Data shown:
>>>>>
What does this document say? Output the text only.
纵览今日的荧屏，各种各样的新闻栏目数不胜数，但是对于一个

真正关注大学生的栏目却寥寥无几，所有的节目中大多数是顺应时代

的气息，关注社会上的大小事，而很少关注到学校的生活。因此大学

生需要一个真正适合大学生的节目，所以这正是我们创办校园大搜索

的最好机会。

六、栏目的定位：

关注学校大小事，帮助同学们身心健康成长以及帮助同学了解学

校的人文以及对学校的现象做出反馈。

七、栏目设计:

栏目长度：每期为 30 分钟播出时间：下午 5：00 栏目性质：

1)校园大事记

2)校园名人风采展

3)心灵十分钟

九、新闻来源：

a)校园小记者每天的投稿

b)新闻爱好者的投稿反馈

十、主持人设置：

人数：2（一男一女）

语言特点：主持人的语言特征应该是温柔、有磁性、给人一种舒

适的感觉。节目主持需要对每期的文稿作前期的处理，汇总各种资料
<<<<<
What the task requires: Reproduce every line of the data verbatim.

Completed task:
What does this document say? Output the text only.
纵览今日的荧屏，各种各样的新闻栏目数不胜数，但是对于一个

真正关注大学生的栏目却寥寥无几，所有的节目中大多数是顺应时代

的气息，关注社会上的大小事，而很少关注到学校的生活。因此大学

生需要一个真正适合大学生的节目，所以这正是我们创办校园大搜索

的最好机会。

六、栏目的定位：

关注学校大小事，帮助同学们身心健康成长以及帮助同学了解学

校的人文以及对学校的现象做出反馈。

七、栏目设计:

栏目长度：每期为 30 分钟播出时间：下午 5：00 栏目性质：

1)校园大事记

2)校园名人风采展

3)心灵十分钟

九、新闻来源：

a)校园小记者每天的投稿

b)新闻爱好者的投稿反馈

十、主持人设置：

人数：2（一男一女）

语言特点：主持人的语言特征应该是温柔、有磁性、给人一种舒

适的感觉。节目主持需要对每期的文稿作前期的处理，汇总各种资料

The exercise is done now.